How many lines of the data hold the word "JSON"? State the number and nothing else.

====================

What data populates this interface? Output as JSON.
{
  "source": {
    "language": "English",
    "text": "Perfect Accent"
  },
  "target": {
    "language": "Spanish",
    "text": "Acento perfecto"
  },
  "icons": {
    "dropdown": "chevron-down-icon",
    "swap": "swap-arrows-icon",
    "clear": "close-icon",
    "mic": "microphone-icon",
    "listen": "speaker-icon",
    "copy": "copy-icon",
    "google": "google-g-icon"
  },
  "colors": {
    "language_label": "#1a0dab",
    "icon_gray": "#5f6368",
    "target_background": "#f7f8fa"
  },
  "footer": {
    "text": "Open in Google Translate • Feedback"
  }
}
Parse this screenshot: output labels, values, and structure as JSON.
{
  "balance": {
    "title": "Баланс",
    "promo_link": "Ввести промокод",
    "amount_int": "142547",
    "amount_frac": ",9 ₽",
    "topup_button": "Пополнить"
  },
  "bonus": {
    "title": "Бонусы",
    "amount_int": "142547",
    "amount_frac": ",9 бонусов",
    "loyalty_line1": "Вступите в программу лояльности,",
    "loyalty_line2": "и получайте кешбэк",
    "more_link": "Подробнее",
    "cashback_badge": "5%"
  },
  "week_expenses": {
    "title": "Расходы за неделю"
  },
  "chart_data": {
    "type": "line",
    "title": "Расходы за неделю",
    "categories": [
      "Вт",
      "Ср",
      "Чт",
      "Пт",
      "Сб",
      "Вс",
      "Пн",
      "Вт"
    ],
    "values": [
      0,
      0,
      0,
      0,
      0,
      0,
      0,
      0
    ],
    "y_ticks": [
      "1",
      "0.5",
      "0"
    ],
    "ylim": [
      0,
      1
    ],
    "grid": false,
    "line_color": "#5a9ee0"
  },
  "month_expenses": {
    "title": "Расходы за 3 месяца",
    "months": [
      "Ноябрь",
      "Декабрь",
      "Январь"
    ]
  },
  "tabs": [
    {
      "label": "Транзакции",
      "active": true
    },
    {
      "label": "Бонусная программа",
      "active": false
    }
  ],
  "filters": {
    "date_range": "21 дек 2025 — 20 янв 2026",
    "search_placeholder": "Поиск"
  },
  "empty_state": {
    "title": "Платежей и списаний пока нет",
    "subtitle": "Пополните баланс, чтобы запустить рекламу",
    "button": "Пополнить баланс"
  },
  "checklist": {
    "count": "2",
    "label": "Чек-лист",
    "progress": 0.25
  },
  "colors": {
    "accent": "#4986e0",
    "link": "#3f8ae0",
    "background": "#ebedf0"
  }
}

====================

*TASK RESULT:* 2